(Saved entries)
********************
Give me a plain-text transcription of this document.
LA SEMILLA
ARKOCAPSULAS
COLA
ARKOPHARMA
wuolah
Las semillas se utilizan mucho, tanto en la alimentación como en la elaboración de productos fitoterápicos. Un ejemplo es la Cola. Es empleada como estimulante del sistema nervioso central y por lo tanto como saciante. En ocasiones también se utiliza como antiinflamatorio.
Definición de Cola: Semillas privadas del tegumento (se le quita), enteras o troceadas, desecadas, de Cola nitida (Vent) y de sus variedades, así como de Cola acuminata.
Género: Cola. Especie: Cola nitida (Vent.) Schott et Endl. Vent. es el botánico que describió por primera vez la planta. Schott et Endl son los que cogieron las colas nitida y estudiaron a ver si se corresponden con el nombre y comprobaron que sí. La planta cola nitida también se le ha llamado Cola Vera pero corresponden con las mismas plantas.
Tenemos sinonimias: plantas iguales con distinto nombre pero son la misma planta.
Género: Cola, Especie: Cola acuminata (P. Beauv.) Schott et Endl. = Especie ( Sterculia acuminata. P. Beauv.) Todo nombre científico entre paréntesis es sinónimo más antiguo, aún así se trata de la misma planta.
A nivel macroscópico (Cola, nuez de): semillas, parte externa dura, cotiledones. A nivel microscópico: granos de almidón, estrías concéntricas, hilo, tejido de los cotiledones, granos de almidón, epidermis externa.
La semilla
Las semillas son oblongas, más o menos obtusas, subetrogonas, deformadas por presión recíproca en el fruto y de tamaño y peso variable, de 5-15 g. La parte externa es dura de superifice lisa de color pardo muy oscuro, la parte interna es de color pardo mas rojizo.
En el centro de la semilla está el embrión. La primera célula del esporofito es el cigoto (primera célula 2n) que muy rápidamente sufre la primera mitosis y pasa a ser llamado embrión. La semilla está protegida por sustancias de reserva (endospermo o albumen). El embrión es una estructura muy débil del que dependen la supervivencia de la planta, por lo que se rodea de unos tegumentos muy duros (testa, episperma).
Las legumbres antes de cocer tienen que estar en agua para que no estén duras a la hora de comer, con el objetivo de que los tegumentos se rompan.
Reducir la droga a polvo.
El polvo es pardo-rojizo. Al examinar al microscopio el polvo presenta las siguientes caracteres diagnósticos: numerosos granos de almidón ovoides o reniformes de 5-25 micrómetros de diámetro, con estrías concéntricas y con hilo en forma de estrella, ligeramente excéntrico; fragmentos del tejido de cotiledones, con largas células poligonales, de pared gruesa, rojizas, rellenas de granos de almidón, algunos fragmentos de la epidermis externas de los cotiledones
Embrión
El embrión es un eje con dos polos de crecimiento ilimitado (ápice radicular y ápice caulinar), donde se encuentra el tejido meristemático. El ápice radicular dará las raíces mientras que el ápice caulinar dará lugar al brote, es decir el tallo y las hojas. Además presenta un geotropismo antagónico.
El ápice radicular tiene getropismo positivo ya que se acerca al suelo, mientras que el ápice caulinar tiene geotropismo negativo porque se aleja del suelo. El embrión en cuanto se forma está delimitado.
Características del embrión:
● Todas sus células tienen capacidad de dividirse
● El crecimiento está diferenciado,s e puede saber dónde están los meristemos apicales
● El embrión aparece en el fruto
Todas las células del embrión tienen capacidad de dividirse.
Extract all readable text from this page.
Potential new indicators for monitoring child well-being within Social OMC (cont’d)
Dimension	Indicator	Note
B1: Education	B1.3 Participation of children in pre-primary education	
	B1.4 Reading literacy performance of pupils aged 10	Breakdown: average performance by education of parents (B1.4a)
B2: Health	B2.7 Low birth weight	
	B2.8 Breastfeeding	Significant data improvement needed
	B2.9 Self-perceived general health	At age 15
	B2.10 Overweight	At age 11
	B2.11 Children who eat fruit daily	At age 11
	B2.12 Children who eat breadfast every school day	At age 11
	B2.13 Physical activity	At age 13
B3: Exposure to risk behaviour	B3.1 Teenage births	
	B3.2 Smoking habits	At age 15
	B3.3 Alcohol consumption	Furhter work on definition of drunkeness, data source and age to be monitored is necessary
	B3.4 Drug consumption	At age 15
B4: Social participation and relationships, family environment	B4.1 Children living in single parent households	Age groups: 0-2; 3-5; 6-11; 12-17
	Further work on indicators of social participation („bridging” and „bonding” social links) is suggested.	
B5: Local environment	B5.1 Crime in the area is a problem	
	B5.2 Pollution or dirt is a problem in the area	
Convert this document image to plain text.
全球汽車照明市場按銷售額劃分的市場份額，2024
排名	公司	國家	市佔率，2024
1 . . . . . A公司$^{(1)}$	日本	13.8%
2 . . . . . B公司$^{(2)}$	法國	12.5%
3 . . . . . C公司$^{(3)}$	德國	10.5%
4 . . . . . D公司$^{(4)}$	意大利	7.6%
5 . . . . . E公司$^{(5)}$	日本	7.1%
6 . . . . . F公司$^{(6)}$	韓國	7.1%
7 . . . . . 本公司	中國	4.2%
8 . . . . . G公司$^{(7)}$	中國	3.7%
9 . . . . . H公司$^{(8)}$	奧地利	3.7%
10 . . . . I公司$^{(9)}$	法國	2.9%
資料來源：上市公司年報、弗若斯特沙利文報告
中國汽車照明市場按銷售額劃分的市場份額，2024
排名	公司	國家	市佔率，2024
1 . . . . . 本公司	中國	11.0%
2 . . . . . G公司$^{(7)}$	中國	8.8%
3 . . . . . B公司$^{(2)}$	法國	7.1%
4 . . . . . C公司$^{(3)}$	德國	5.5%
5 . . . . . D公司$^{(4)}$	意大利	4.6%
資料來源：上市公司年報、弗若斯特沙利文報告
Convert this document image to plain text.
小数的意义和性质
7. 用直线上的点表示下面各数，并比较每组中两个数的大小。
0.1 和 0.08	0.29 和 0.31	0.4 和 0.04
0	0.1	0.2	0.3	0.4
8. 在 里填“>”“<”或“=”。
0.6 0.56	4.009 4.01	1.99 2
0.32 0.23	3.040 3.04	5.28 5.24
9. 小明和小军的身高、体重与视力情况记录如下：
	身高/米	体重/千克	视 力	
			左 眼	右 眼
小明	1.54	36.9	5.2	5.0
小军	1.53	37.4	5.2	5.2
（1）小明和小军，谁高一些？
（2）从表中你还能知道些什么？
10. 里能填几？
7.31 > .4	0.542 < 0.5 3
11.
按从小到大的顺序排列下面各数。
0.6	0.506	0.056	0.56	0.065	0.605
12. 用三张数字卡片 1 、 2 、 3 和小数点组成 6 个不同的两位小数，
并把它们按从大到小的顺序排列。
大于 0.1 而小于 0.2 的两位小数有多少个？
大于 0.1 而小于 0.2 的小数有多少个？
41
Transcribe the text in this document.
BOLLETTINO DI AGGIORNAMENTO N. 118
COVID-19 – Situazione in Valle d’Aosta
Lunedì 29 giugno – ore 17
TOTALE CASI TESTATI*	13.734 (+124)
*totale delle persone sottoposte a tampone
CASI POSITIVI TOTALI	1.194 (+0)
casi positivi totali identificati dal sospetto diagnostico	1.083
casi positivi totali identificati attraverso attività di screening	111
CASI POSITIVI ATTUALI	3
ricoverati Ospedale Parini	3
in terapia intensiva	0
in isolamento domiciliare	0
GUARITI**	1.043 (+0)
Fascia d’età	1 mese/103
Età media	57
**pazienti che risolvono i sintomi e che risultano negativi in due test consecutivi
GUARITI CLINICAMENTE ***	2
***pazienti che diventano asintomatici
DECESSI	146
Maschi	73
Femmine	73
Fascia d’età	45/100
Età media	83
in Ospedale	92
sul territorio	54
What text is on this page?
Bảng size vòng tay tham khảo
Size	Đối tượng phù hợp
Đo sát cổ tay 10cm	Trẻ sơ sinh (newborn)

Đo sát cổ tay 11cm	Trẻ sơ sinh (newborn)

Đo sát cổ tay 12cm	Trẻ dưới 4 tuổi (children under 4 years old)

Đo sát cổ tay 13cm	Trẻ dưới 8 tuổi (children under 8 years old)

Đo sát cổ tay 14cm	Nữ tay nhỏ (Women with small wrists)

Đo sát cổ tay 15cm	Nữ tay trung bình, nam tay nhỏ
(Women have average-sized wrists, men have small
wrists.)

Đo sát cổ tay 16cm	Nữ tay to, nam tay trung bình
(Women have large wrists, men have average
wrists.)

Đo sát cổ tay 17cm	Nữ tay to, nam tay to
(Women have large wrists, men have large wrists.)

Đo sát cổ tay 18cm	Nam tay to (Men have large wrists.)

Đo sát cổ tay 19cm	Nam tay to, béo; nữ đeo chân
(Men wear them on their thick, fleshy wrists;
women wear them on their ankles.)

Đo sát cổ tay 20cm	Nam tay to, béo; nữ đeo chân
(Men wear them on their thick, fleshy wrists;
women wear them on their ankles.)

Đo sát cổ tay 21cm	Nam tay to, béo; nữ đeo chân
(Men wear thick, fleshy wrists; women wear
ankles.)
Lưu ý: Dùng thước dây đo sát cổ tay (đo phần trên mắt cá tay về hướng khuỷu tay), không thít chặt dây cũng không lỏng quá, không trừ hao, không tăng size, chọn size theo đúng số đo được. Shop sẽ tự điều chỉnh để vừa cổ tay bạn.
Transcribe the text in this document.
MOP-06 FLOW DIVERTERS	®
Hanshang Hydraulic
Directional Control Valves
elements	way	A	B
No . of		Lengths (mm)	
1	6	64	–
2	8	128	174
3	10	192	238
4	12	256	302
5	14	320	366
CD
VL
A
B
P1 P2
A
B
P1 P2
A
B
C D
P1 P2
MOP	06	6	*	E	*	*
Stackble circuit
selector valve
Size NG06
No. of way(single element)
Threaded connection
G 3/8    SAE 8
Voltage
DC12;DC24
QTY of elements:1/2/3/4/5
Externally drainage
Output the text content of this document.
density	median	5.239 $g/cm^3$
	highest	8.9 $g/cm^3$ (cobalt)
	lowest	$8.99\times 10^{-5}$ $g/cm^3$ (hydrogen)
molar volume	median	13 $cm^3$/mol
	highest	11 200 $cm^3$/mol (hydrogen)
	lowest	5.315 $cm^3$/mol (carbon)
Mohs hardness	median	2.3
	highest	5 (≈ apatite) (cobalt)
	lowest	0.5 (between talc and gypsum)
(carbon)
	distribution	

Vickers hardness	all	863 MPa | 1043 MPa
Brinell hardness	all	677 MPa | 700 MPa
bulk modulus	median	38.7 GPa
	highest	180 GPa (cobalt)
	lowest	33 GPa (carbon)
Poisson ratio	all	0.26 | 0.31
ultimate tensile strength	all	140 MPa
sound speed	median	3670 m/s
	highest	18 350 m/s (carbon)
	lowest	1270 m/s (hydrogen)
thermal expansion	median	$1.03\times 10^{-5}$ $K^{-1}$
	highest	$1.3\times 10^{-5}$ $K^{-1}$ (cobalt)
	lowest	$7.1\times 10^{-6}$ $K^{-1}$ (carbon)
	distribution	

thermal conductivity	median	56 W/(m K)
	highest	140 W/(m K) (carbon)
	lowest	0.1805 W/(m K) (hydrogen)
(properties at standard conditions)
********************
--- Prompt ---
List every line in the records above that contains the word "parte".

--- Task solution ---
A nivel macroscópico (Cola, nuez de): semillas, parte externa dura, cotiledones. A nivel microscópico: granos de almidón, estrías concéntricas, hilo, tejido de los cotiledones, granos de almidón, epidermis externa.
Las semillas son oblongas, más o menos obtusas, subetrogonas, deformadas por presión recíproca en el fruto y de tamaño y peso variable, de 5-15 g. La parte externa es dura de superifice lisa de color pardo muy oscuro, la parte interna es de color pardo mas rojizo.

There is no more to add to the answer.